Directions | Copy every line of the entries below word for word, leaving out the pictures.

Records provided |
☆ ☆ ☆
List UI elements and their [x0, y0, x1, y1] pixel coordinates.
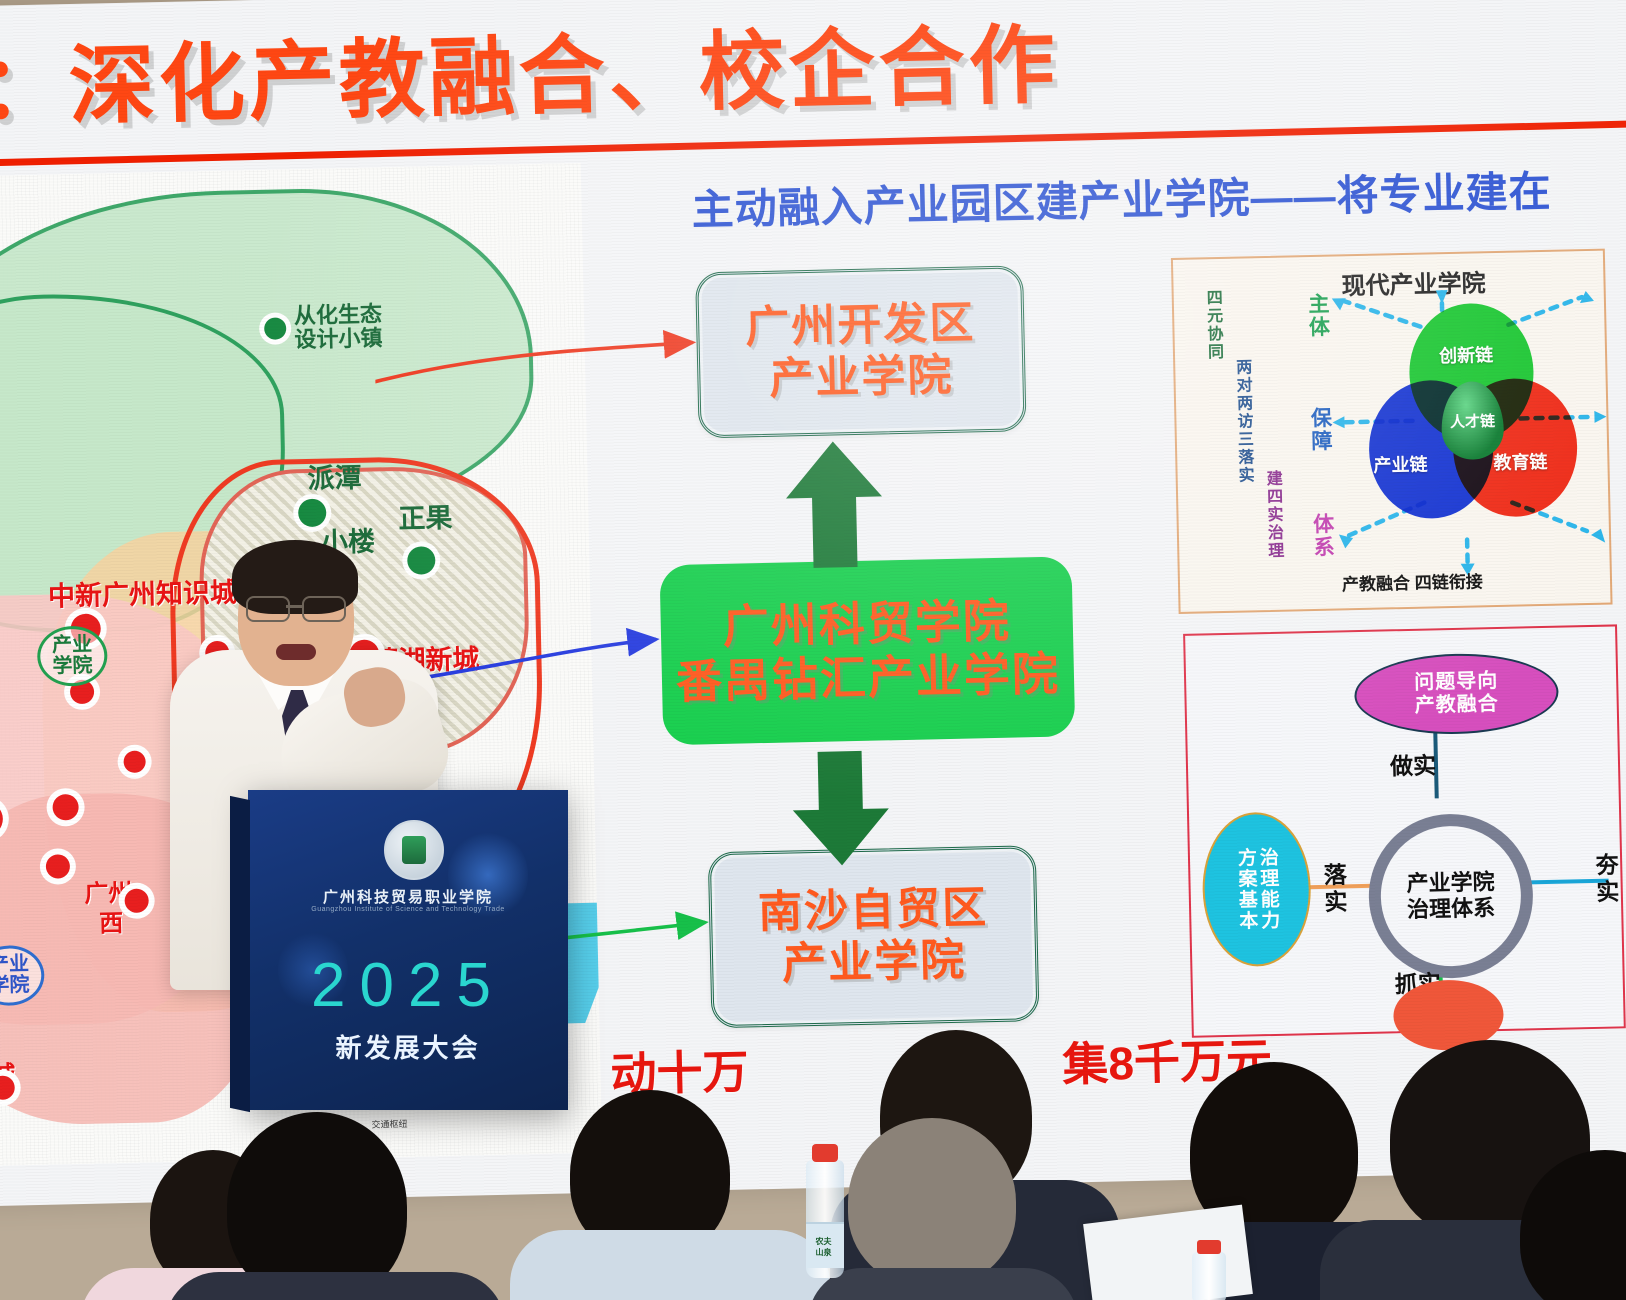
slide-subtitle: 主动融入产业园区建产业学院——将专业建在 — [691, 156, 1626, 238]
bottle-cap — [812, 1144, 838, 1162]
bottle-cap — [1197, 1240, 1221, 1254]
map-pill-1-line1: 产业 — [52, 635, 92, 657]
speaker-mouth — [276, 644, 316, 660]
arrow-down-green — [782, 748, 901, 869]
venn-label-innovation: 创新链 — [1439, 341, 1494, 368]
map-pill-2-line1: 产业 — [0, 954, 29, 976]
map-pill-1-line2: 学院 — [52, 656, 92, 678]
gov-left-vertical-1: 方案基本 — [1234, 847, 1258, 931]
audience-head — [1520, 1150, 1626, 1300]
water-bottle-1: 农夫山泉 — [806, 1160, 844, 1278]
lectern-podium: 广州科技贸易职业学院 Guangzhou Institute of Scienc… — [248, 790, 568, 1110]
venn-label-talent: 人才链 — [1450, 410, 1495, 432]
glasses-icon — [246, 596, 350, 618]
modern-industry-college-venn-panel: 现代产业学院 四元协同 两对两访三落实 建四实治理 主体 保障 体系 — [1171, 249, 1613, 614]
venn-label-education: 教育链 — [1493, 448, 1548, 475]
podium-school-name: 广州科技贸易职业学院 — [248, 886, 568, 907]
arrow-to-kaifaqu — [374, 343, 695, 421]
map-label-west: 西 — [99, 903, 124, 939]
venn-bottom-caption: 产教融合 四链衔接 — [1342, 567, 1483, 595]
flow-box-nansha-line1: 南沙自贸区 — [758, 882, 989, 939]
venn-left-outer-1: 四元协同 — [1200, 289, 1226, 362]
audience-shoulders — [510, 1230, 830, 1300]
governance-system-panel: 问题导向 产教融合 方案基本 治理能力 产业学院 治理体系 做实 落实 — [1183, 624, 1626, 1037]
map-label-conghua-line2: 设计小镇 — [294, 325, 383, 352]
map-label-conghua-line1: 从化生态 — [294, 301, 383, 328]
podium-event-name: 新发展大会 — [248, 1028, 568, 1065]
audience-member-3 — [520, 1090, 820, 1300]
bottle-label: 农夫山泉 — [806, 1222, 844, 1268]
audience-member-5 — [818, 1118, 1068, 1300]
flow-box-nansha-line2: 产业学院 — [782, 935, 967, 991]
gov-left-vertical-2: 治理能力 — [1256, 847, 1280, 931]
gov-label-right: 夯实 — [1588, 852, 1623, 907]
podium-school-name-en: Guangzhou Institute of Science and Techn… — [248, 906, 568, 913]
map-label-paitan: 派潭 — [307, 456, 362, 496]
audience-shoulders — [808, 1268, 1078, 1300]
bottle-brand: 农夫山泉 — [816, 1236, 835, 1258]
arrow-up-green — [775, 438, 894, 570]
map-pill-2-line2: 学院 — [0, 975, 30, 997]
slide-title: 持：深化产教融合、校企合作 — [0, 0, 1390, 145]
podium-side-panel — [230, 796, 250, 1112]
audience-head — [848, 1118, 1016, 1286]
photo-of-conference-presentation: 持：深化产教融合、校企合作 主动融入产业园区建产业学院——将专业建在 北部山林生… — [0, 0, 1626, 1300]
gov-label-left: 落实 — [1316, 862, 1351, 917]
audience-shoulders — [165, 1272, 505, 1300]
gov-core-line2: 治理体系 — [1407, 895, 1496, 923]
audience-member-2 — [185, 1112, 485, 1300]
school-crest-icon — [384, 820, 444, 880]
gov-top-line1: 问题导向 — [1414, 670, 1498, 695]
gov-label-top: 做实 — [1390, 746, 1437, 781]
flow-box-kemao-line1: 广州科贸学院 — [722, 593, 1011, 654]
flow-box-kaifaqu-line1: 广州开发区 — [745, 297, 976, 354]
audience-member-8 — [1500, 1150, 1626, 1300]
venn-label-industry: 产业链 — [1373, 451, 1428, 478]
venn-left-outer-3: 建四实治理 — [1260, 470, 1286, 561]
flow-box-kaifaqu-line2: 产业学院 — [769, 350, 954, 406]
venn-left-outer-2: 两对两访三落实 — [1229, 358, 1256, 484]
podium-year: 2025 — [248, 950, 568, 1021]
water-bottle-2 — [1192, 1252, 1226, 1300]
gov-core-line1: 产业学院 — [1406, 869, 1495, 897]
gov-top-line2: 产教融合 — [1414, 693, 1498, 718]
☆ ☆ ☆
Task solution |
List UI elements and their [x0, y0, x1, y1] pixel coordinates.
slide-subtitle: 主动融入产业园区建产业学院——将专业建在 — [691, 156, 1626, 238]
bottle-cap — [812, 1144, 838, 1162]
bottle-cap — [1197, 1240, 1221, 1254]
map-pill-1-line1: 产业 — [52, 635, 92, 657]
speaker-mouth — [276, 644, 316, 660]
arrow-down-green — [782, 748, 901, 869]
venn-label-innovation: 创新链 — [1439, 341, 1494, 368]
map-pill-2-line1: 产业 — [0, 954, 29, 976]
map-pill-1-line2: 学院 — [52, 656, 92, 678]
gov-left-vertical-1: 方案基本 — [1234, 847, 1258, 931]
audience-head — [1520, 1150, 1626, 1300]
water-bottle-1: 农夫山泉 — [806, 1160, 844, 1278]
lectern-podium: 广州科技贸易职业学院 Guangzhou Institute of Scienc… — [248, 790, 568, 1110]
venn-label-talent: 人才链 — [1450, 410, 1495, 432]
glasses-icon — [246, 596, 350, 618]
modern-industry-college-venn-panel: 现代产业学院 四元协同 两对两访三落实 建四实治理 主体 保障 体系 — [1171, 249, 1613, 614]
venn-label-education: 教育链 — [1493, 448, 1548, 475]
podium-school-name: 广州科技贸易职业学院 — [248, 886, 568, 907]
arrow-to-kaifaqu — [374, 343, 695, 421]
map-label-west: 西 — [99, 903, 124, 939]
venn-bottom-caption: 产教融合 四链衔接 — [1342, 567, 1483, 595]
flow-box-nansha-line1: 南沙自贸区 — [758, 882, 989, 939]
venn-left-outer-1: 四元协同 — [1200, 289, 1226, 362]
audience-shoulders — [510, 1230, 830, 1300]
governance-system-panel: 问题导向 产教融合 方案基本 治理能力 产业学院 治理体系 做实 落实 — [1183, 624, 1626, 1037]
map-label-conghua-line2: 设计小镇 — [294, 325, 383, 352]
map-label-conghua-line1: 从化生态 — [294, 301, 383, 328]
podium-event-name: 新发展大会 — [248, 1028, 568, 1065]
audience-member-3 — [520, 1090, 820, 1300]
bottle-label: 农夫山泉 — [806, 1222, 844, 1268]
audience-member-5 — [818, 1118, 1068, 1300]
flow-box-nansha-line2: 产业学院 — [782, 935, 967, 991]
gov-left-vertical-2: 治理能力 — [1256, 847, 1280, 931]
gov-label-right: 夯实 — [1588, 852, 1623, 907]
podium-school-name-en: Guangzhou Institute of Science and Techn… — [248, 906, 568, 913]
map-label-paitan: 派潭 — [307, 456, 362, 496]
audience-shoulders — [808, 1268, 1078, 1300]
bottle-brand: 农夫山泉 — [816, 1236, 835, 1258]
arrow-up-green — [775, 438, 894, 570]
map-pill-2-line2: 学院 — [0, 975, 30, 997]
slide-title: 持：深化产教融合、校企合作 — [0, 0, 1390, 145]
podium-side-panel — [230, 796, 250, 1112]
audience-head — [848, 1118, 1016, 1286]
photo-of-conference-presentation: 持：深化产教融合、校企合作 主动融入产业园区建产业学院——将专业建在 北部山林生… — [0, 0, 1626, 1300]
gov-label-left: 落实 — [1316, 862, 1351, 917]
audience-shoulders — [165, 1272, 505, 1300]
gov-core-line2: 治理体系 — [1407, 895, 1496, 923]
audience-member-2 — [185, 1112, 485, 1300]
school-crest-icon — [384, 820, 444, 880]
gov-top-line1: 问题导向 — [1414, 670, 1498, 695]
gov-label-top: 做实 — [1390, 746, 1437, 781]
flow-box-kemao-line1: 广州科贸学院 — [722, 593, 1011, 654]
flow-box-kaifaqu-line1: 广州开发区 — [745, 297, 976, 354]
audience-member-8 — [1500, 1150, 1626, 1300]
venn-label-industry: 产业链 — [1373, 451, 1428, 478]
venn-left-outer-3: 建四实治理 — [1260, 470, 1286, 561]
flow-box-kaifaqu-line2: 产业学院 — [769, 350, 954, 406]
venn-left-outer-2: 两对两访三落实 — [1229, 358, 1256, 484]
podium-year: 2025 — [248, 950, 568, 1021]
water-bottle-2 — [1192, 1252, 1226, 1300]
gov-core-line1: 产业学院 — [1406, 869, 1495, 897]
gov-top-line2: 产教融合 — [1414, 693, 1498, 718]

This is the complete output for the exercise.